◆ TASK OBJECTIVE ◆
Please write out the material that follows, exactly as it stands.
=-=-=-=-=
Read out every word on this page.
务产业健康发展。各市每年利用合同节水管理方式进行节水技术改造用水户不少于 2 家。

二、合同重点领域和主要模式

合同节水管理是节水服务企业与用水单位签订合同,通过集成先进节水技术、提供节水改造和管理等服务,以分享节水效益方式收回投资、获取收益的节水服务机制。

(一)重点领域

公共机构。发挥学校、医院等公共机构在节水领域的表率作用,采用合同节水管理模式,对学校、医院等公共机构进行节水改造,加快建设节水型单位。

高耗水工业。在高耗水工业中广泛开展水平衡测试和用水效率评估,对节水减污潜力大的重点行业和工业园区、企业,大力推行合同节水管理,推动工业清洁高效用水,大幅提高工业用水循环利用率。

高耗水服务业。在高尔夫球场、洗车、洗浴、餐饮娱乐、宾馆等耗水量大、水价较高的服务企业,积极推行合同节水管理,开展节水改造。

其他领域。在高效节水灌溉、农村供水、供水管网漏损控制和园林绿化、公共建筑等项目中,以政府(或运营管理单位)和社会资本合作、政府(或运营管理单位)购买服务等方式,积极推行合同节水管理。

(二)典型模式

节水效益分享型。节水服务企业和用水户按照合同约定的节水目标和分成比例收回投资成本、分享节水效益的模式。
=-=-=-=-=
◆ EXERCISE RESPONSE ◆
Read out every word on this page.
务产业健康发展。各市每年利用合同节水管理方式进行节水技术改造用水户不少于 2 家。

二、合同重点领域和主要模式

合同节水管理是节水服务企业与用水单位签订合同,通过集成先进节水技术、提供节水改造和管理等服务,以分享节水效益方式收回投资、获取收益的节水服务机制。

(一)重点领域

公共机构。发挥学校、医院等公共机构在节水领域的表率作用,采用合同节水管理模式,对学校、医院等公共机构进行节水改造,加快建设节水型单位。

高耗水工业。在高耗水工业中广泛开展水平衡测试和用水效率评估,对节水减污潜力大的重点行业和工业园区、企业,大力推行合同节水管理,推动工业清洁高效用水,大幅提高工业用水循环利用率。

高耗水服务业。在高尔夫球场、洗车、洗浴、餐饮娱乐、宾馆等耗水量大、水价较高的服务企业,积极推行合同节水管理,开展节水改造。

其他领域。在高效节水灌溉、农村供水、供水管网漏损控制和园林绿化、公共建筑等项目中,以政府(或运营管理单位)和社会资本合作、政府(或运营管理单位)购买服务等方式,积极推行合同节水管理。

(二)典型模式

节水效益分享型。节水服务企业和用水户按照合同约定的节水目标和分成比例收回投资成本、分享节水效益的模式。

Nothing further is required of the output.